INSTRUCTIONS TO FOLLOW: Convert each line of the data below into a Markdown table with two columns, Row and Text, where Row holds the line number and blank lines are excluded. Omit the pictures from the answer.

########

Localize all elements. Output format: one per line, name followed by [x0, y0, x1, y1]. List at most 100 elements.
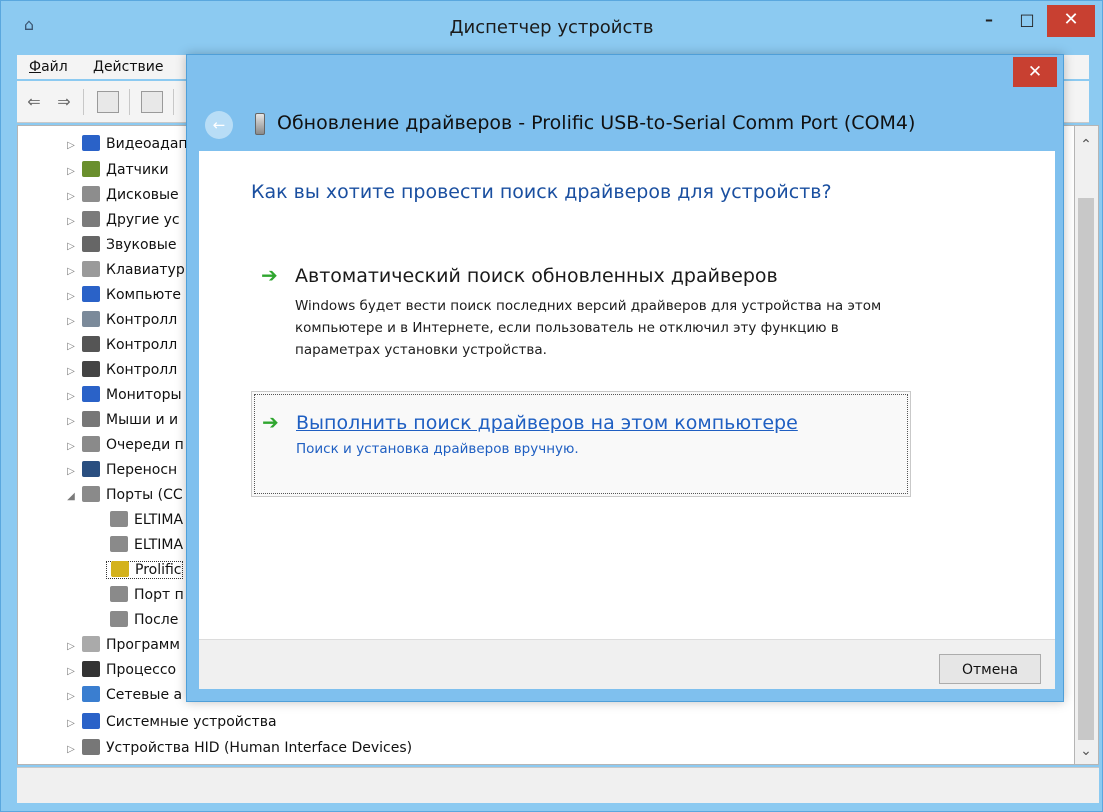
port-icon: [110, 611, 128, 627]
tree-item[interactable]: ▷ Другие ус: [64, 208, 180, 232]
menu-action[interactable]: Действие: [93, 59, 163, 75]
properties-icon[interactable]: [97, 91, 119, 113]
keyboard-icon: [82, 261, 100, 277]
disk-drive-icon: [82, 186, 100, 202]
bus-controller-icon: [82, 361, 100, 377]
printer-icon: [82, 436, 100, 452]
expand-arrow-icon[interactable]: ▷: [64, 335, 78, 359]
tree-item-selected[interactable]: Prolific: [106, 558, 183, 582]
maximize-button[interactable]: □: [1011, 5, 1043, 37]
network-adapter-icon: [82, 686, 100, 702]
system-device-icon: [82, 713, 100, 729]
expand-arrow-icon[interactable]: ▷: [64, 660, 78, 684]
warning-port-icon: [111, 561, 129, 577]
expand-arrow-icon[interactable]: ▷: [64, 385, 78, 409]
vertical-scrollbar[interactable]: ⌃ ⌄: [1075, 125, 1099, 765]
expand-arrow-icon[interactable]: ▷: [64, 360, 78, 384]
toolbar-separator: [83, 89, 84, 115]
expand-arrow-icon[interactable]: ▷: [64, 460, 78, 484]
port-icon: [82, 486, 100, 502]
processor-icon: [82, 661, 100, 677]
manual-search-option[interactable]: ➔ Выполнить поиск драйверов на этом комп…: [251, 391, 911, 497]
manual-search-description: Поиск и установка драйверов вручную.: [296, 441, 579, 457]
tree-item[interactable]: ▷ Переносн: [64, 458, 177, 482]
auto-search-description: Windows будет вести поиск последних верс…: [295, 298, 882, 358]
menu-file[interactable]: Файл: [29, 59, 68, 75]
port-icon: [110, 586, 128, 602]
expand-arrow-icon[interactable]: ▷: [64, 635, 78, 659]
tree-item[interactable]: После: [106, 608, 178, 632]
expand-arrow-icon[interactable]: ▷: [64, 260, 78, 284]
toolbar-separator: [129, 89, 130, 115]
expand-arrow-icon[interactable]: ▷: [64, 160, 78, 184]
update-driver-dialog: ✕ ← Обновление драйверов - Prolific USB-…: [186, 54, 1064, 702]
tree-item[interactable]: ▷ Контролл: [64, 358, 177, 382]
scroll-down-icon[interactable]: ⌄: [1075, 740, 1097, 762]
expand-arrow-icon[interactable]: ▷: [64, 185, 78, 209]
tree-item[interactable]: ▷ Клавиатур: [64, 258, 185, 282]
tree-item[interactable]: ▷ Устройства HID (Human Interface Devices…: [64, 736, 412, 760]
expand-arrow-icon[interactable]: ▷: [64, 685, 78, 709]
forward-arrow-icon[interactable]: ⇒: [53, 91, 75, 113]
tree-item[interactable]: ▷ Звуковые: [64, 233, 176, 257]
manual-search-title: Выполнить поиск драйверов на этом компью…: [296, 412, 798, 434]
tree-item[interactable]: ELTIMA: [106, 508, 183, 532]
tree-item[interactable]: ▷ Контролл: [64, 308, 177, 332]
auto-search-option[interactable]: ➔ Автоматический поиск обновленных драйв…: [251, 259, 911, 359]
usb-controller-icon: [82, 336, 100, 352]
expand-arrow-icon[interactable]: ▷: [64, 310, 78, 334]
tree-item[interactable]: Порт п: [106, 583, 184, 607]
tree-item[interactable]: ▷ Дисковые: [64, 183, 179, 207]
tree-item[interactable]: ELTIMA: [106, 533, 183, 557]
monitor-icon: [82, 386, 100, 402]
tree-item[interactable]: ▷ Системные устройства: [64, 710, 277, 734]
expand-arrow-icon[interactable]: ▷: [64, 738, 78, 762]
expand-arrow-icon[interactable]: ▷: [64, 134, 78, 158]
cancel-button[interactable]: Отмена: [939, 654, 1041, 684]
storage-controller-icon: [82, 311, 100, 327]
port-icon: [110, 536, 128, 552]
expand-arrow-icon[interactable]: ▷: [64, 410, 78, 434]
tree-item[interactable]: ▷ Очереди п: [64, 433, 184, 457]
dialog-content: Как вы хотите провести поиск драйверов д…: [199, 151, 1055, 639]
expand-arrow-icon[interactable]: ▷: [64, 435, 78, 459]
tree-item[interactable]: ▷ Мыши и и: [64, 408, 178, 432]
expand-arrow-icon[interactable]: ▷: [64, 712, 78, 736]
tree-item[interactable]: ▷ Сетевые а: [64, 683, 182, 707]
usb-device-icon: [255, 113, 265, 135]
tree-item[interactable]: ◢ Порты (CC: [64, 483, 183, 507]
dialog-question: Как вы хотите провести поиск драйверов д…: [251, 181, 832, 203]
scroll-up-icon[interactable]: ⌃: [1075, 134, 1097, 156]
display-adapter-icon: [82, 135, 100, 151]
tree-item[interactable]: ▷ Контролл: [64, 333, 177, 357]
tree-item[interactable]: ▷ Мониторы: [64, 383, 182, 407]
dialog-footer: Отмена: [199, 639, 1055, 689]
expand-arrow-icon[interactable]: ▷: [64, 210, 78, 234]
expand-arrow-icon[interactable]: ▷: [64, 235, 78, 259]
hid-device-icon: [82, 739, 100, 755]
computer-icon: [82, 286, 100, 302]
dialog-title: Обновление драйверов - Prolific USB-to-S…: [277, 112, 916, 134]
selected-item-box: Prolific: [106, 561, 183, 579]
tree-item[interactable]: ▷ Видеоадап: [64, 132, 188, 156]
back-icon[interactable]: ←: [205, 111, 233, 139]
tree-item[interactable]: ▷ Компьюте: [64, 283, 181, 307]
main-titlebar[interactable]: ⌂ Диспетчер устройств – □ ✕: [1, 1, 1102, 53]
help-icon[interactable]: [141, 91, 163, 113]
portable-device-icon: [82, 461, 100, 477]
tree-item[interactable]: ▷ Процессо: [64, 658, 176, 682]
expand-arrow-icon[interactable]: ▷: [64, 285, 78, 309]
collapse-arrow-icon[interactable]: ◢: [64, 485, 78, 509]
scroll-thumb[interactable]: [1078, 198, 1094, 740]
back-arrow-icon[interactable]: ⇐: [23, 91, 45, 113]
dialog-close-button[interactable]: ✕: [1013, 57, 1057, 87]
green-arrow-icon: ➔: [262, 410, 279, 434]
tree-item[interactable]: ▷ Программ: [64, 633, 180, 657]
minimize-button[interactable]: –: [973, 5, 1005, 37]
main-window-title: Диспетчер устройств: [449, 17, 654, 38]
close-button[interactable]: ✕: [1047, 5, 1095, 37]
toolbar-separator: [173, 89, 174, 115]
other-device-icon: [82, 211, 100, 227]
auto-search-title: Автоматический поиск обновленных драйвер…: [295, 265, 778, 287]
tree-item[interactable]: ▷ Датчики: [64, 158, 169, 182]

########

SOLUTION FOR THIS PROBLEM:
| Row | Text |
|---|---|
| 1 | Localize all elements. Output format: one per line, name followed by [x0, y0, x1, y1]. List at most 100 elements. |
| 2 | port-icon: [110, 611, 128, 627] |
| 3 | tree-item[interactable]: ▷ Другие ус: [64, 208, 180, 232] |
| 4 | menu-action[interactable]: Действие: [93, 59, 163, 75] |
| 5 | properties-icon[interactable]: [97, 91, 119, 113] |
| 6 | keyboard-icon: [82, 261, 100, 277] |
| 7 | disk-drive-icon: [82, 186, 100, 202] |
| 8 | bus-controller-icon: [82, 361, 100, 377] |
| 9 | printer-icon: [82, 436, 100, 452] |
| 10 | expand-arrow-icon[interactable]: ▷: [64, 335, 78, 359] |
| 11 | tree-item-selected[interactable]: Prolific: [106, 558, 183, 582] |
| 12 | maximize-button[interactable]: □: [1011, 5, 1043, 37] |
| 13 | network-adapter-icon: [82, 686, 100, 702] |
| 14 | system-device-icon: [82, 713, 100, 729] |
| 15 | expand-arrow-icon[interactable]: ▷: [64, 660, 78, 684] |
| 16 | warning-port-icon: [111, 561, 129, 577] |
| 17 | expand-arrow-icon[interactable]: ▷: [64, 385, 78, 409] |
| 18 | vertical-scrollbar[interactable]: ⌃ ⌄: [1075, 125, 1099, 765] |
| 19 | expand-arrow-icon[interactable]: ▷: [64, 360, 78, 384] |
| 20 | toolbar-separator: [83, 89, 84, 115] |
| 21 | expand-arrow-icon[interactable]: ▷: [64, 460, 78, 484] |
| 22 | port-icon: [82, 486, 100, 502] |
| 23 | processor-icon: [82, 661, 100, 677] |
| 24 | manual-search-option[interactable]: ➔ Выполнить поиск драйверов на этом комп…: [251, 391, 911, 497] |
| 25 | manual-search-description: Поиск и установка драйверов вручную.: [296, 441, 579, 457] |
| 26 | tree-item[interactable]: ▷ Переносн: [64, 458, 177, 482] |
| 27 | auto-search-description: Windows будет вести поиск последних верс…: [295, 298, 882, 358] |
| 28 | menu-file[interactable]: Файл: [29, 59, 68, 75] |
| 29 | port-icon: [110, 586, 128, 602] |
| 30 | expand-arrow-icon[interactable]: ▷: [64, 635, 78, 659] |
| 31 | tree-item[interactable]: После: [106, 608, 178, 632] |
| 32 | expand-arrow-icon[interactable]: ▷: [64, 260, 78, 284] |
| 33 | toolbar-separator: [129, 89, 130, 115] |
| 34 | expand-arrow-icon[interactable]: ▷: [64, 160, 78, 184] |
| 35 | update-driver-dialog: ✕ ← Обновление драйверов - Prolific USB-…: [186, 54, 1064, 702] |
| 36 | tree-item[interactable]: ▷ Контролл: [64, 358, 177, 382] |
| 37 | scroll-down-icon[interactable]: ⌄: [1075, 740, 1097, 762] |
| 38 | expand-arrow-icon[interactable]: ▷: [64, 185, 78, 209] |
| 39 | tree-item[interactable]: ▷ Клавиатур: [64, 258, 185, 282] |
| 40 | tree-item[interactable]: ▷ Устройства HID (Human Interface Devices…: [64, 736, 412, 760] |
| 41 | expand-arrow-icon[interactable]: ▷: [64, 685, 78, 709] |
| 42 | forward-arrow-icon[interactable]: ⇒: [53, 91, 75, 113] |
| 43 | tree-item[interactable]: ▷ Звуковые: [64, 233, 176, 257] |
| 44 | manual-search-title: Выполнить поиск драйверов на этом компью…: [296, 412, 798, 434] |
| 45 | tree-item[interactable]: ELTIMA: [106, 508, 183, 532] |
| 46 | tree-item[interactable]: ▷ Контролл: [64, 308, 177, 332] |
| 47 | auto-search-option[interactable]: ➔ Автоматический поиск обновленных драйв…: [251, 259, 911, 359] |
| 48 | usb-controller-icon: [82, 336, 100, 352] |
| 49 | expand-arrow-icon[interactable]: ▷: [64, 310, 78, 334] |
| 50 | tree-item[interactable]: Порт п: [106, 583, 184, 607] |
| 51 | tree-item[interactable]: ▷ Дисковые: [64, 183, 179, 207] |
| 52 | tree-item[interactable]: ELTIMA: [106, 533, 183, 557] |
| 53 | monitor-icon: [82, 386, 100, 402] |
| 54 | tree-item[interactable]: ▷ Системные устройства: [64, 710, 277, 734] |
| 55 | expand-arrow-icon[interactable]: ▷: [64, 738, 78, 762] |
| 56 | expand-arrow-icon[interactable]: ▷: [64, 134, 78, 158] |
| 57 | cancel-button[interactable]: Отмена: [939, 654, 1041, 684] |
| 58 | storage-controller-icon: [82, 311, 100, 327] |
| 59 | port-icon: [110, 536, 128, 552] |
| 60 | expand-arrow-icon[interactable]: ▷: [64, 410, 78, 434] |
| 61 | tree-item[interactable]: ▷ Очереди п: [64, 433, 184, 457] |
| 62 | dialog-content: Как вы хотите провести поиск драйверов д…: [199, 151, 1055, 639] |
| 63 | expand-arrow-icon[interactable]: ▷: [64, 435, 78, 459] |
| 64 | tree-item[interactable]: ▷ Мыши и и: [64, 408, 178, 432] |
| 65 | expand-arrow-icon[interactable]: ▷: [64, 712, 78, 736] |
| 66 | tree-item[interactable]: ▷ Сетевые а: [64, 683, 182, 707] |
| 67 | usb-device-icon: [255, 113, 265, 135] |
| 68 | tree-item[interactable]: ◢ Порты (CC: [64, 483, 183, 507] |
| 69 | dialog-question: Как вы хотите провести поиск драйверов д…: [251, 181, 832, 203] |
| 70 | scroll-up-icon[interactable]: ⌃: [1075, 134, 1097, 156] |
| 71 | display-adapter-icon: [82, 135, 100, 151] |
| 72 | tree-item[interactable]: ▷ Контролл: [64, 333, 177, 357] |
| 73 | tree-item[interactable]: ▷ Мониторы: [64, 383, 182, 407] |
| 74 | dialog-footer: Отмена: [199, 639, 1055, 689] |
| 75 | expand-arrow-icon[interactable]: ▷: [64, 210, 78, 234] |
| 76 | expand-arrow-icon[interactable]: ▷: [64, 235, 78, 259] |
| 77 | hid-device-icon: [82, 739, 100, 755] |
| 78 | computer-icon: [82, 286, 100, 302] |
| 79 | dialog-title: Обновление драйверов - Prolific USB-to-S…: [277, 112, 916, 134] |
| 80 | selected-item-box: Prolific: [106, 561, 183, 579] |
| 81 | tree-item[interactable]: ▷ Видеоадап: [64, 132, 188, 156] |
| 82 | back-icon[interactable]: ←: [205, 111, 233, 139] |
| 83 | tree-item[interactable]: ▷ Компьюте: [64, 283, 181, 307] |
| 84 | main-titlebar[interactable]: ⌂ Диспетчер устройств – □ ✕: [1, 1, 1102, 53] |
| 85 | help-icon[interactable]: [141, 91, 163, 113] |
| 86 | portable-device-icon: [82, 461, 100, 477] |
| 87 | tree-item[interactable]: ▷ Процессо: [64, 658, 176, 682] |
| 88 | expand-arrow-icon[interactable]: ▷: [64, 285, 78, 309] |
| 89 | collapse-arrow-icon[interactable]: ◢: [64, 485, 78, 509] |
| 90 | scroll-thumb[interactable]: [1078, 198, 1094, 740] |
| 91 | back-arrow-icon[interactable]: ⇐: [23, 91, 45, 113] |
| 92 | dialog-close-button[interactable]: ✕: [1013, 57, 1057, 87] |
| 93 | green-arrow-icon: ➔: [262, 410, 279, 434] |
| 94 | tree-item[interactable]: ▷ Программ: [64, 633, 180, 657] |
| 95 | minimize-button[interactable]: –: [973, 5, 1005, 37] |
| 96 | main-window-title: Диспетчер устройств: [449, 17, 654, 38] |
| 97 | close-button[interactable]: ✕: [1047, 5, 1095, 37] |
| 98 | toolbar-separator: [173, 89, 174, 115] |
| 99 | other-device-icon: [82, 211, 100, 227] |
| 100 | auto-search-title: Автоматический поиск обновленных драйвер…: [295, 265, 778, 287] |
| 101 | tree-item[interactable]: ▷ Датчики: [64, 158, 169, 182] |